■ YOUR INSTRUCTIONS: Make a tally of the lines in the records that include the string "ylabel", and give only that number.

■ RECORDS SHOWN:
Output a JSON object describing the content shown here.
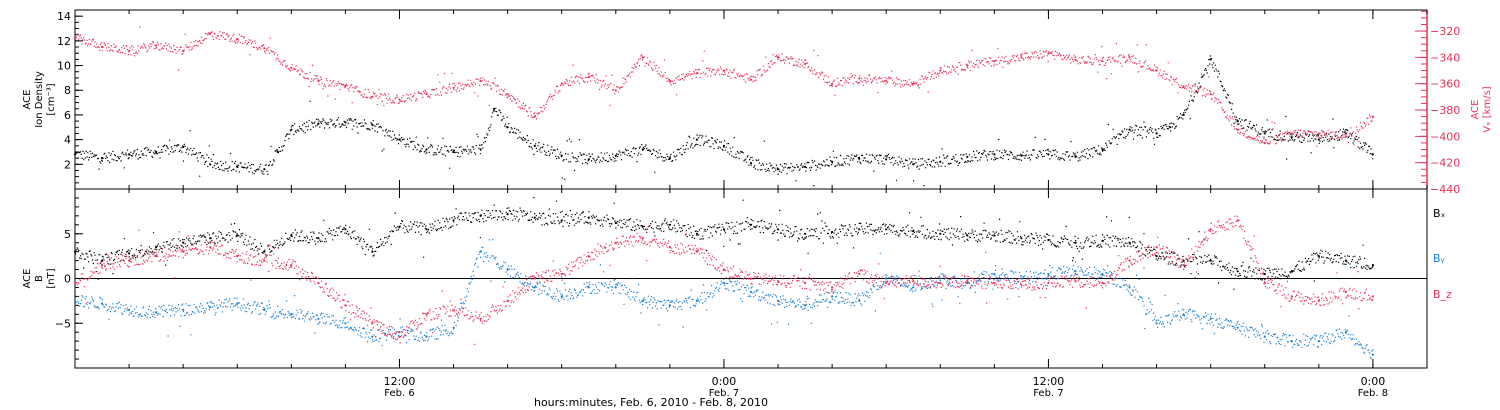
{
  "chart_data": [
    {
      "type": "scatter",
      "panel": "top",
      "left_axis": {
        "label_lines": [
          "ACE",
          "Ion Density",
          "[cm⁻³]"
        ],
        "ticks": [
          2,
          4,
          6,
          8,
          10,
          12,
          14
        ],
        "ylim": [
          0,
          14.5
        ]
      },
      "right_axis": {
        "label_lines": [
          "ACE",
          "Vₓ [km/s]"
        ],
        "ticks": [
          -320,
          -340,
          -360,
          -380,
          -400,
          -420,
          -440
        ],
        "ylim": [
          -440,
          -304
        ],
        "color": "#e8325a"
      },
      "xlim_hours": [
        0,
        50
      ],
      "series": [
        {
          "axis": "left",
          "color": "#000000",
          "x": [
            0.0,
            1.0,
            2.0,
            3.0,
            4.0,
            5.0,
            6.0,
            7.0,
            7.5,
            8.0,
            9.0,
            10.0,
            11.0,
            12.0,
            13.0,
            14.0,
            15.0,
            15.5,
            16.0,
            17.0,
            18.0,
            19.0,
            20.0,
            21.0,
            22.0,
            23.0,
            24.0,
            25.0,
            26.0,
            27.0,
            28.0,
            29.0,
            30.0,
            31.0,
            32.0,
            33.0,
            34.0,
            35.0,
            36.0,
            37.0,
            38.0,
            39.0,
            40.0,
            40.5,
            41.0,
            42.0,
            43.0,
            44.0,
            45.0,
            46.0,
            47.0,
            48.0
          ],
          "y": [
            2.8,
            2.5,
            2.8,
            3.0,
            3.4,
            2.0,
            1.8,
            1.6,
            3.0,
            4.8,
            5.3,
            5.4,
            5.2,
            4.0,
            3.2,
            3.0,
            3.2,
            6.5,
            5.0,
            3.5,
            2.7,
            2.4,
            2.7,
            3.2,
            2.5,
            4.0,
            3.5,
            2.1,
            1.6,
            1.8,
            2.2,
            2.5,
            2.4,
            2.0,
            2.2,
            2.6,
            2.8,
            2.7,
            2.8,
            2.6,
            3.2,
            4.8,
            4.5,
            5.0,
            6.0,
            10.5,
            5.5,
            4.5,
            4.2,
            4.0,
            4.5,
            2.8
          ]
        },
        {
          "axis": "right",
          "color": "#e8325a",
          "x": [
            0.0,
            1.0,
            2.0,
            3.0,
            4.0,
            5.0,
            6.0,
            7.0,
            8.0,
            9.0,
            10.0,
            11.0,
            12.0,
            13.0,
            14.0,
            15.0,
            16.0,
            17.0,
            18.0,
            19.0,
            20.0,
            21.0,
            22.0,
            23.0,
            24.0,
            25.0,
            26.0,
            27.0,
            28.0,
            29.0,
            30.0,
            31.0,
            32.0,
            33.0,
            34.0,
            35.0,
            36.0,
            37.0,
            38.0,
            39.0,
            40.0,
            41.0,
            42.0,
            43.0,
            44.0,
            45.0,
            46.0,
            47.0,
            48.0
          ],
          "y": [
            -325,
            -332,
            -335,
            -331,
            -335,
            -322,
            -326,
            -333,
            -348,
            -358,
            -362,
            -370,
            -372,
            -368,
            -363,
            -358,
            -368,
            -385,
            -360,
            -355,
            -365,
            -340,
            -358,
            -352,
            -350,
            -357,
            -340,
            -345,
            -360,
            -356,
            -358,
            -360,
            -350,
            -346,
            -343,
            -340,
            -337,
            -342,
            -343,
            -340,
            -350,
            -362,
            -368,
            -395,
            -405,
            -398,
            -398,
            -400,
            -385
          ]
        }
      ]
    },
    {
      "type": "scatter",
      "panel": "bottom",
      "left_axis": {
        "label_lines": [
          "ACE",
          "B",
          "[nT]"
        ],
        "ticks": [
          -5,
          0,
          5
        ],
        "ylim": [
          -10,
          10
        ]
      },
      "xlim_hours": [
        0,
        50
      ],
      "zero_line": true,
      "legend": {
        "position": "right",
        "entries": [
          "Bₓ",
          "Bᵧ",
          "B_z"
        ]
      },
      "series": [
        {
          "name": "Bₓ",
          "color": "#000000",
          "x": [
            0,
            1,
            2,
            3,
            4,
            5,
            6,
            7,
            8,
            9,
            10,
            11,
            12,
            13,
            14,
            15,
            16,
            17,
            18,
            19,
            20,
            21,
            22,
            23,
            24,
            25,
            26,
            27,
            28,
            29,
            30,
            31,
            32,
            33,
            34,
            35,
            36,
            37,
            38,
            39,
            40,
            41,
            42,
            43,
            44,
            45,
            46,
            47,
            48
          ],
          "y": [
            3.0,
            2.0,
            2.8,
            3.5,
            4.0,
            4.5,
            4.8,
            3.0,
            4.8,
            4.5,
            5.5,
            3.0,
            5.8,
            5.5,
            6.5,
            7.0,
            7.2,
            6.8,
            6.5,
            6.8,
            6.2,
            5.8,
            6.0,
            5.0,
            5.5,
            6.0,
            5.5,
            5.0,
            5.2,
            5.5,
            5.5,
            5.3,
            5.0,
            4.8,
            4.8,
            4.5,
            4.3,
            4.0,
            4.2,
            4.0,
            2.5,
            2.0,
            2.0,
            0.8,
            0.5,
            0.8,
            2.5,
            2.0,
            1.5
          ]
        },
        {
          "name": "Bᵧ",
          "color": "#1a7fd6",
          "x": [
            0,
            1,
            2,
            3,
            4,
            5,
            6,
            7,
            8,
            9,
            10,
            11,
            12,
            13,
            14,
            15,
            16,
            17,
            18,
            19,
            20,
            21,
            22,
            23,
            24,
            25,
            26,
            27,
            28,
            29,
            30,
            31,
            32,
            33,
            34,
            35,
            36,
            37,
            38,
            39,
            40,
            41,
            42,
            43,
            44,
            45,
            46,
            47,
            48
          ],
          "y": [
            -2.5,
            -2.8,
            -3.5,
            -3.8,
            -3.5,
            -3.2,
            -2.8,
            -3.5,
            -4.0,
            -4.5,
            -5.0,
            -6.5,
            -6.0,
            -6.5,
            -5.5,
            3.0,
            1.0,
            -1.0,
            -2.0,
            -1.0,
            -1.0,
            -2.5,
            -3.0,
            -2.5,
            -0.5,
            -1.5,
            -2.5,
            -3.0,
            -2.0,
            -2.5,
            0.0,
            -1.0,
            0.0,
            -0.5,
            0.5,
            0.0,
            0.5,
            0.8,
            0.5,
            -1.0,
            -5.0,
            -4.0,
            -4.5,
            -5.5,
            -6.5,
            -7.0,
            -7.0,
            -6.0,
            -8.5
          ]
        },
        {
          "name": "B_z",
          "color": "#e8325a",
          "x": [
            0,
            1,
            2,
            3,
            4,
            5,
            6,
            7,
            8,
            9,
            10,
            11,
            12,
            13,
            14,
            15,
            16,
            17,
            18,
            19,
            20,
            21,
            22,
            23,
            24,
            25,
            26,
            27,
            28,
            29,
            30,
            31,
            32,
            33,
            34,
            35,
            36,
            37,
            38,
            39,
            40,
            41,
            42,
            43,
            44,
            45,
            46,
            47,
            48
          ],
          "y": [
            -0.5,
            1.5,
            2.0,
            2.5,
            3.0,
            3.5,
            2.5,
            2.0,
            1.5,
            -0.5,
            -3.0,
            -5.0,
            -6.5,
            -4.0,
            -3.5,
            -4.5,
            -2.5,
            0.0,
            0.5,
            2.5,
            4.0,
            4.5,
            3.5,
            3.0,
            1.0,
            0.0,
            -0.3,
            -0.5,
            -1.0,
            0.5,
            -0.5,
            -0.3,
            -0.5,
            -0.3,
            -0.5,
            -0.7,
            -0.5,
            -0.3,
            -0.5,
            2.0,
            3.5,
            1.5,
            5.5,
            6.5,
            -0.5,
            -2.0,
            -2.5,
            -1.5,
            -2.0
          ]
        }
      ]
    }
  ],
  "x_axis": {
    "major_ticks": [
      {
        "hour": 12,
        "time": "12:00",
        "date": "Feb. 6"
      },
      {
        "hour": 24,
        "time": "0:00",
        "date": "Feb. 7"
      },
      {
        "hour": 36,
        "time": "12:00",
        "date": "Feb. 7"
      },
      {
        "hour": 48,
        "time": "0:00",
        "date": "Feb. 8"
      }
    ],
    "minor_tick_every_hours": 2,
    "label": "hours:minutes, Feb.  6, 2010 - Feb.  8, 2010"
  }
}
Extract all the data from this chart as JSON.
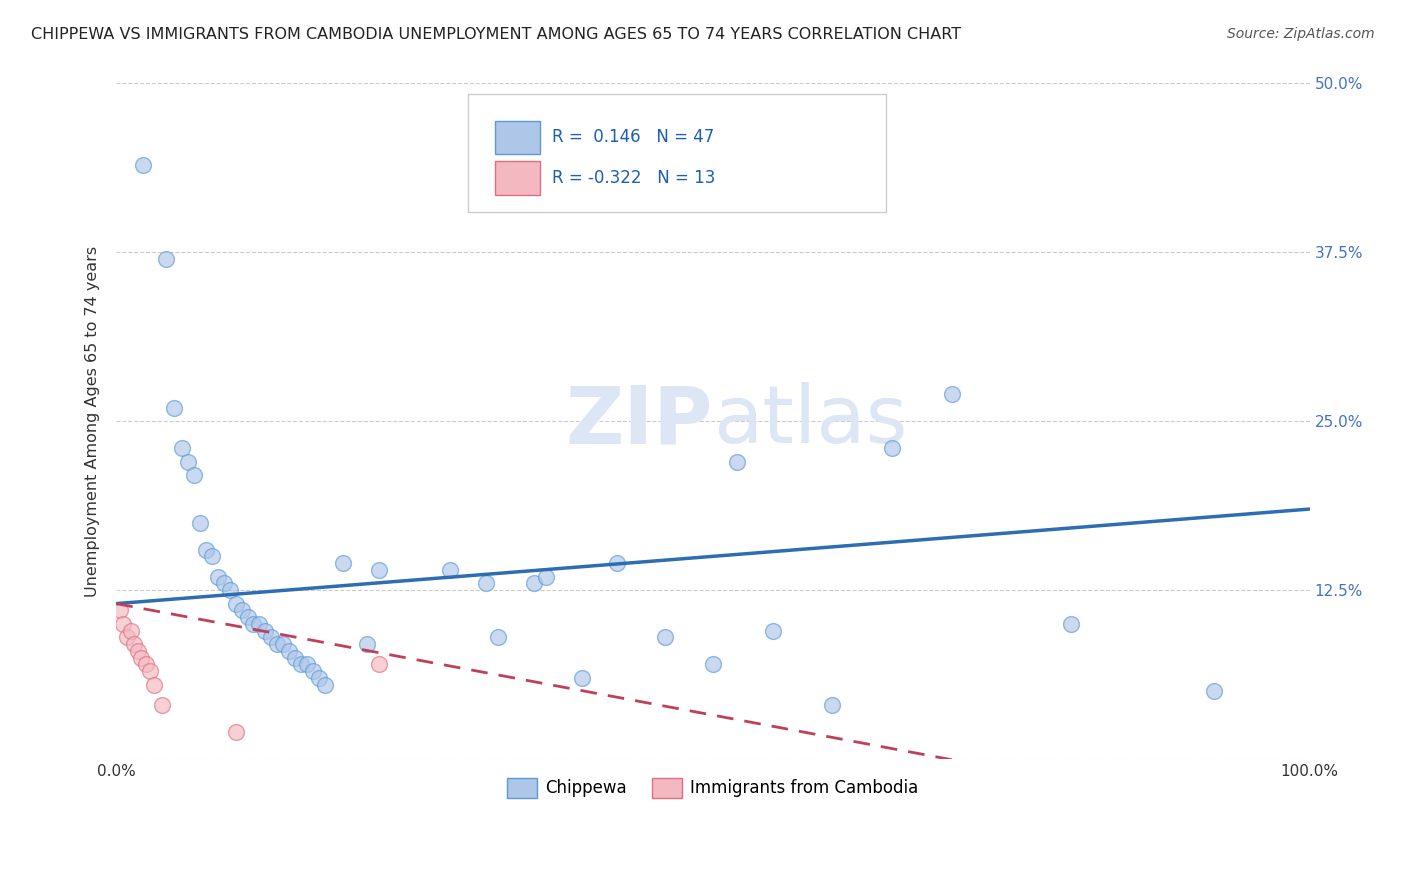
{
  "title": "CHIPPEWA VS IMMIGRANTS FROM CAMBODIA UNEMPLOYMENT AMONG AGES 65 TO 74 YEARS CORRELATION CHART",
  "source": "Source: ZipAtlas.com",
  "ylabel": "Unemployment Among Ages 65 to 74 years",
  "xlim": [
    0.0,
    1.0
  ],
  "ylim": [
    0.0,
    0.5
  ],
  "xticks": [
    0.0,
    1.0
  ],
  "xticklabels": [
    "0.0%",
    "100.0%"
  ],
  "yticks": [
    0.0,
    0.125,
    0.25,
    0.375,
    0.5
  ],
  "yticklabels": [
    "",
    "12.5%",
    "25.0%",
    "37.5%",
    "50.0%"
  ],
  "background_color": "#ffffff",
  "grid_color": "#cccccc",
  "chippewa_color": "#aec6e8",
  "chippewa_edge_color": "#5b9bd5",
  "cambodia_color": "#f4b8c1",
  "cambodia_edge_color": "#e07080",
  "trend_blue_color": "#2e6db4",
  "trend_red_color": "#c0405a",
  "legend_R1": "0.146",
  "legend_N1": "47",
  "legend_R2": "-0.322",
  "legend_N2": "13",
  "chippewa_x": [
    0.022,
    0.042,
    0.048,
    0.055,
    0.06,
    0.065,
    0.07,
    0.075,
    0.08,
    0.085,
    0.09,
    0.095,
    0.1,
    0.105,
    0.11,
    0.115,
    0.12,
    0.125,
    0.13,
    0.135,
    0.14,
    0.145,
    0.15,
    0.155,
    0.16,
    0.165,
    0.17,
    0.175,
    0.19,
    0.21,
    0.22,
    0.28,
    0.31,
    0.32,
    0.35,
    0.36,
    0.39,
    0.42,
    0.46,
    0.5,
    0.52,
    0.55,
    0.6,
    0.65,
    0.7,
    0.8,
    0.92
  ],
  "chippewa_y": [
    0.44,
    0.37,
    0.26,
    0.23,
    0.22,
    0.21,
    0.175,
    0.155,
    0.15,
    0.135,
    0.13,
    0.125,
    0.115,
    0.11,
    0.105,
    0.1,
    0.1,
    0.095,
    0.09,
    0.085,
    0.085,
    0.08,
    0.075,
    0.07,
    0.07,
    0.065,
    0.06,
    0.055,
    0.145,
    0.085,
    0.14,
    0.14,
    0.13,
    0.09,
    0.13,
    0.135,
    0.06,
    0.145,
    0.09,
    0.07,
    0.22,
    0.095,
    0.04,
    0.23,
    0.27,
    0.1,
    0.05
  ],
  "cambodia_x": [
    0.003,
    0.006,
    0.009,
    0.012,
    0.015,
    0.018,
    0.021,
    0.025,
    0.028,
    0.032,
    0.038,
    0.1,
    0.22
  ],
  "cambodia_y": [
    0.11,
    0.1,
    0.09,
    0.095,
    0.085,
    0.08,
    0.075,
    0.07,
    0.065,
    0.055,
    0.04,
    0.02,
    0.07
  ],
  "marker_size": 130,
  "alpha": 0.65,
  "watermark_zip": "ZIP",
  "watermark_atlas": "atlas",
  "watermark_color": "#dce6f5",
  "watermark_fontsize": 58
}
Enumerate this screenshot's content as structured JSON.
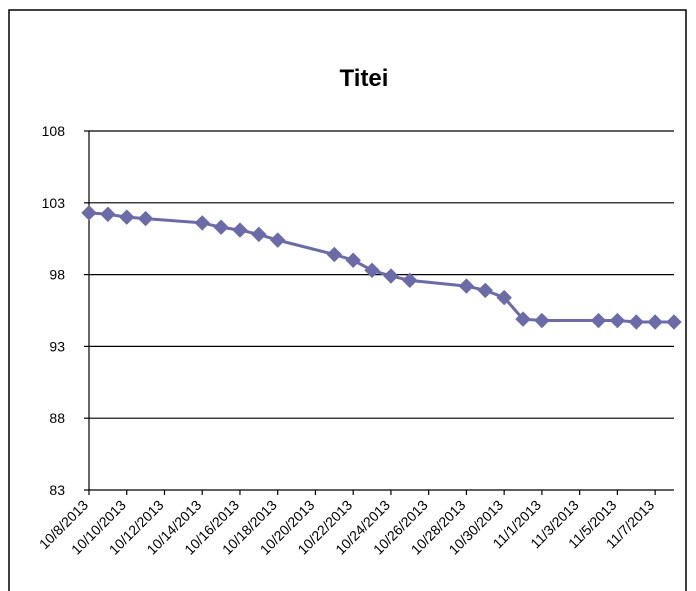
{
  "chart_data": {
    "type": "line",
    "title": "Titei",
    "xlabel": "",
    "ylabel": "",
    "ylim": [
      83,
      108
    ],
    "yticks": [
      83,
      88,
      93,
      98,
      103,
      108
    ],
    "xlim": [
      "10/8/2013",
      "11/8/2013"
    ],
    "xtick_labels": [
      "10/8/2013",
      "10/10/2013",
      "10/12/2013",
      "10/14/2013",
      "10/16/2013",
      "10/18/2013",
      "10/20/2013",
      "10/22/2013",
      "10/24/2013",
      "10/26/2013",
      "10/28/2013",
      "10/30/2013",
      "11/1/2013",
      "11/3/2013",
      "11/5/2013",
      "11/7/2013"
    ],
    "grid": "horizontal",
    "legend": "none",
    "series_color": "#6B6BA8",
    "marker": "diamond",
    "series": [
      {
        "x": [
          "10/8/2013",
          "10/9/2013",
          "10/10/2013",
          "10/11/2013",
          "10/14/2013",
          "10/15/2013",
          "10/16/2013",
          "10/17/2013",
          "10/18/2013",
          "10/21/2013",
          "10/22/2013",
          "10/23/2013",
          "10/24/2013",
          "10/25/2013",
          "10/28/2013",
          "10/29/2013",
          "10/30/2013",
          "10/31/2013",
          "11/1/2013",
          "11/4/2013",
          "11/5/2013",
          "11/6/2013",
          "11/7/2013",
          "11/8/2013"
        ],
        "values": [
          102.3,
          102.2,
          102.0,
          101.9,
          101.6,
          101.3,
          101.1,
          100.8,
          100.4,
          99.4,
          99.0,
          98.3,
          97.9,
          97.6,
          97.2,
          96.9,
          96.4,
          94.9,
          94.8,
          94.8,
          94.8,
          94.7,
          94.7,
          94.7
        ]
      }
    ]
  }
}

■ ANSWER TO THE EXERCISE: 2